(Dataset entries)
=====
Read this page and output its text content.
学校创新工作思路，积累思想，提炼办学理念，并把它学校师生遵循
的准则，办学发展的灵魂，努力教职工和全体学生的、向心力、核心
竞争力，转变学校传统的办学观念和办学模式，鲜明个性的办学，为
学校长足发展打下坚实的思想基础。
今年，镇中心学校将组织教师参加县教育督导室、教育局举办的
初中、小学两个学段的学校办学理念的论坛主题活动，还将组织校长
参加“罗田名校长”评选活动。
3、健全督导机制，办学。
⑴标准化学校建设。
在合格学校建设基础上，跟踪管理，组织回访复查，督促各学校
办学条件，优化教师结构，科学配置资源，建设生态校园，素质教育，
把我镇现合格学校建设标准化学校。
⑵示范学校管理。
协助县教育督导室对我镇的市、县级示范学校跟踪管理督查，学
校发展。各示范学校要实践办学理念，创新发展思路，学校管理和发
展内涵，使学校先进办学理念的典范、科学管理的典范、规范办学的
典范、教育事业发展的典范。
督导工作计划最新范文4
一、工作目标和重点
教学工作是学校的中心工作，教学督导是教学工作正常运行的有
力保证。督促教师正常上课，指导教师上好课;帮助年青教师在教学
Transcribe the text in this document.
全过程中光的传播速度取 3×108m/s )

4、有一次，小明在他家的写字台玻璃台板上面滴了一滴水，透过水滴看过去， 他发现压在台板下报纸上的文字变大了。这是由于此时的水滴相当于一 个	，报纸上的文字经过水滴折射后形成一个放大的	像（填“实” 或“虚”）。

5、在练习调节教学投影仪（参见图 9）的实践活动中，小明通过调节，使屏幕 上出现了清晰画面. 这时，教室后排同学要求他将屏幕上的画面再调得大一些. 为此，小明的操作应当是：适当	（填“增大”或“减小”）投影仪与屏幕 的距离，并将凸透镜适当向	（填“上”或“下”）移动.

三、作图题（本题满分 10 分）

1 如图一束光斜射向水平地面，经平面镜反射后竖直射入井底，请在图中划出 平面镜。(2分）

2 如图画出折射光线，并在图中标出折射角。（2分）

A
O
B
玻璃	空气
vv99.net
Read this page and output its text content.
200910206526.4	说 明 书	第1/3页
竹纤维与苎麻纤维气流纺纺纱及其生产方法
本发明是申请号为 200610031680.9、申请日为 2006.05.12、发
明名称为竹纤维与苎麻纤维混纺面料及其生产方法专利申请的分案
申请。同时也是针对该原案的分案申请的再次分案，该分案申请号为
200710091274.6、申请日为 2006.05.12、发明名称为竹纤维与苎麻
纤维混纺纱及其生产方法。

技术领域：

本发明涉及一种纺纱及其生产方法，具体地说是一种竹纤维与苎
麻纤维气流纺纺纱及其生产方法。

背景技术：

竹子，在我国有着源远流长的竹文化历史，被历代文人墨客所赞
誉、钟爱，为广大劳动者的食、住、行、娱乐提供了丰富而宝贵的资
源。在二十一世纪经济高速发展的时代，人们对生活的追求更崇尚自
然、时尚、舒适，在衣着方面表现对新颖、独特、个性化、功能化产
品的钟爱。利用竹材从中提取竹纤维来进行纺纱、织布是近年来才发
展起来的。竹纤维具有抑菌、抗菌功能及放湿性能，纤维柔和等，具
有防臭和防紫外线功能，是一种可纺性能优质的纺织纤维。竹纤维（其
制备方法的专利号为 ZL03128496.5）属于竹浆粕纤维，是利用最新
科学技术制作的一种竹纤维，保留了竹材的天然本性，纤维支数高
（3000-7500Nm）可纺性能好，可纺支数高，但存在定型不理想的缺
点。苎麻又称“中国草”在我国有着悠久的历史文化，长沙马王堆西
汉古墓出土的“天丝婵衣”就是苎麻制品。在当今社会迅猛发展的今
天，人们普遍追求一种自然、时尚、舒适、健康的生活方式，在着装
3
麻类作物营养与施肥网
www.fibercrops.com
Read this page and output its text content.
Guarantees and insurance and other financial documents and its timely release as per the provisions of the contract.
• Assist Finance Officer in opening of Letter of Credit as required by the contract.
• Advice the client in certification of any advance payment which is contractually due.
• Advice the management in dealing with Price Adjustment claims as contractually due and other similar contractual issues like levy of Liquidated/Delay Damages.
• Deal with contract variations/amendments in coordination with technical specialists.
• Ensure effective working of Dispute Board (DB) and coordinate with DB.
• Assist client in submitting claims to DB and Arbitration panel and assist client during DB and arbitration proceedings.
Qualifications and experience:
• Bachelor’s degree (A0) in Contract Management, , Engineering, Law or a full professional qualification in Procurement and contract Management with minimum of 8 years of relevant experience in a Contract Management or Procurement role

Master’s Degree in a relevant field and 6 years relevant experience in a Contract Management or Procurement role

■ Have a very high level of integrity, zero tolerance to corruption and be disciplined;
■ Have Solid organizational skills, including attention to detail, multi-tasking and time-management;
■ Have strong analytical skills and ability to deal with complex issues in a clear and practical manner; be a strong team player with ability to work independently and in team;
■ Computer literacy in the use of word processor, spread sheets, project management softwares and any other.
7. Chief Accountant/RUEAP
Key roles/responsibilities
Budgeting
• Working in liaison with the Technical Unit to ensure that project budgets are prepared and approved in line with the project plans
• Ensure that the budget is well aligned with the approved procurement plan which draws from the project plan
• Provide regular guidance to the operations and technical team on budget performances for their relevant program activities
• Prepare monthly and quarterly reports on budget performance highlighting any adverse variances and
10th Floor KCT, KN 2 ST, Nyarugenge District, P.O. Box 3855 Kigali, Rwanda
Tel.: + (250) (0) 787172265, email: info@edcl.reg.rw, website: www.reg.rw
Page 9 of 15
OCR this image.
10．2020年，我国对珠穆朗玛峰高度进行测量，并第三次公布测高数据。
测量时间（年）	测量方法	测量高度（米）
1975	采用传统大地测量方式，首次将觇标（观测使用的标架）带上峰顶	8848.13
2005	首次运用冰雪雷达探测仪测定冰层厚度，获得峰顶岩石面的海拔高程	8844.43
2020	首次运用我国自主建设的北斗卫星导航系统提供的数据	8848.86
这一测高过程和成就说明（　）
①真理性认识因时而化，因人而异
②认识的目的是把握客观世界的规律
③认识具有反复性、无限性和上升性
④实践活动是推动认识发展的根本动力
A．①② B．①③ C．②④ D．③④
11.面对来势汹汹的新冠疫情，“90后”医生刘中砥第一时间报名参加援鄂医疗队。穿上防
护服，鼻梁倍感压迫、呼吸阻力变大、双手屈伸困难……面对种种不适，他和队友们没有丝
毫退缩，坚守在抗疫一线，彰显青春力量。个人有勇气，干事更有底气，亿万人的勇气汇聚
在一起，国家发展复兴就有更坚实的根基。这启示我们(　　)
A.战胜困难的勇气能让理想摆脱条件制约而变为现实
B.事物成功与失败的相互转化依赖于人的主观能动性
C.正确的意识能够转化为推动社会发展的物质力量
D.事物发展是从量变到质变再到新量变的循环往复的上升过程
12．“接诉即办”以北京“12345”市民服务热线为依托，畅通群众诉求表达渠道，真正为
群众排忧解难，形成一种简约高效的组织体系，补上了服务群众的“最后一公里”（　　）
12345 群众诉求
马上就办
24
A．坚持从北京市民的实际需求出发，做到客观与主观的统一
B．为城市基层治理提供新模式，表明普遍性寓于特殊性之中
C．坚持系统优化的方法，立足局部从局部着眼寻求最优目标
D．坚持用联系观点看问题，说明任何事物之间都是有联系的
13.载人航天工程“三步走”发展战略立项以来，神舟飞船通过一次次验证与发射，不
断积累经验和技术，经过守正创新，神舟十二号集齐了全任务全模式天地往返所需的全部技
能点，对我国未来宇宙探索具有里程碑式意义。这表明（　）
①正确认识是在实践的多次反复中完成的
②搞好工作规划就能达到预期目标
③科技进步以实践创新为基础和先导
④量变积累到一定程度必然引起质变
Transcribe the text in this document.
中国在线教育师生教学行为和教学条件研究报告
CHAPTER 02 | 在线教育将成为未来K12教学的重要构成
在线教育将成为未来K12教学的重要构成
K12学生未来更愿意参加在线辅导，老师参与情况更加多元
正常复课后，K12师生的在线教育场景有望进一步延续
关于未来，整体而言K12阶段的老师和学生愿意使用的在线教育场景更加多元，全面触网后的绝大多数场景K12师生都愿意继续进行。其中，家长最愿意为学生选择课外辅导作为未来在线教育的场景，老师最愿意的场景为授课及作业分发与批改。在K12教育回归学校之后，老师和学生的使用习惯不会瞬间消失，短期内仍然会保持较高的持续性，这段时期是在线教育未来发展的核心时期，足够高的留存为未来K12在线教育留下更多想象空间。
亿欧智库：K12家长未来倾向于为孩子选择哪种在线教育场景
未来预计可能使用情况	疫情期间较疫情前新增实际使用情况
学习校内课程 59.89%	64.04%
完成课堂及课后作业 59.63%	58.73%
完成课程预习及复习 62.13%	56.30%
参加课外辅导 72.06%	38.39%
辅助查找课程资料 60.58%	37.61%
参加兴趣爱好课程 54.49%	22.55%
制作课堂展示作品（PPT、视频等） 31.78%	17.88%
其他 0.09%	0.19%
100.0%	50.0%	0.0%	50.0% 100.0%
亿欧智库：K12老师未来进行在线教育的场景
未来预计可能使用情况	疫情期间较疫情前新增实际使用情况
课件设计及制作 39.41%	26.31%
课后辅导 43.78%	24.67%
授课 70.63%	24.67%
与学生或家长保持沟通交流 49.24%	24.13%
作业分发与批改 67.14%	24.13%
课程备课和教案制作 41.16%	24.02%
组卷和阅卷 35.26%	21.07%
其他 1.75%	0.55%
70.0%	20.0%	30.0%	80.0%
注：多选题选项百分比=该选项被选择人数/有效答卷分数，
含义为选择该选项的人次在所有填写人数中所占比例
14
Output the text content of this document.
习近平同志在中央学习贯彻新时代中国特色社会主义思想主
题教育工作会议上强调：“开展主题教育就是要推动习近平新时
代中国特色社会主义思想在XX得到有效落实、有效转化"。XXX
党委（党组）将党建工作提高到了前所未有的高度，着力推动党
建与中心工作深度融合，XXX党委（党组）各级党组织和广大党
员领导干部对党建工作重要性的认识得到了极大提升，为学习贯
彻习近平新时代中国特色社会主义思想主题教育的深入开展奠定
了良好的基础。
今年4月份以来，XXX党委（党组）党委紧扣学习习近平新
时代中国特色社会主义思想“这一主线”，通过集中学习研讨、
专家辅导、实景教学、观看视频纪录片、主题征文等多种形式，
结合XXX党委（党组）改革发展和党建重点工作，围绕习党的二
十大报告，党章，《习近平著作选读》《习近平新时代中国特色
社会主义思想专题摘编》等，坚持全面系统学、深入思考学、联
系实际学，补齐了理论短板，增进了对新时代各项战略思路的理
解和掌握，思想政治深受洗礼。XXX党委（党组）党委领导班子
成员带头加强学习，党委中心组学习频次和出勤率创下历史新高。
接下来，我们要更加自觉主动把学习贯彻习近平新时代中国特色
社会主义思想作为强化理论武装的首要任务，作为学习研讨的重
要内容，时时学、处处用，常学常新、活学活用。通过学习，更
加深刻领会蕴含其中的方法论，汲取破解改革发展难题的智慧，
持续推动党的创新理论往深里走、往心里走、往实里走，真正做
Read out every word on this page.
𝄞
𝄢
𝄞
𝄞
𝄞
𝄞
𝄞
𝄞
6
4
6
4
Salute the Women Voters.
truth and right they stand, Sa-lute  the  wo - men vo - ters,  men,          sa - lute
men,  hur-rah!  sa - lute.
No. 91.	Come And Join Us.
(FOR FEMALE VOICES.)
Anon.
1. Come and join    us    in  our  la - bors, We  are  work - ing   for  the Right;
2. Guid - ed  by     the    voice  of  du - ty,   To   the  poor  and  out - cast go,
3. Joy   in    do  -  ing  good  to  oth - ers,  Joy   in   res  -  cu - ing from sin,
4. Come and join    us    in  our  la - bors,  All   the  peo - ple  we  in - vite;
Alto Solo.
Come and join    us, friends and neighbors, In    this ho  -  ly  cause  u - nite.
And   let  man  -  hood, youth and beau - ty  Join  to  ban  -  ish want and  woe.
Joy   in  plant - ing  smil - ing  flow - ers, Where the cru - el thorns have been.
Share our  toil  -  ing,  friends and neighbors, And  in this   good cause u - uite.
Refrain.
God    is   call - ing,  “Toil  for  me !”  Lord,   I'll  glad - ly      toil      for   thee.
=====
== SHORT EXERCISE ==
Which lines contain the word "client"? Return each of them.

== WRITTEN SOLUTION ==
• Advice the client in certification of any advance payment which is contractually due.
• Assist client in submitting claims to DB and Arbitration panel and assist client during DB and arbitration proceedings.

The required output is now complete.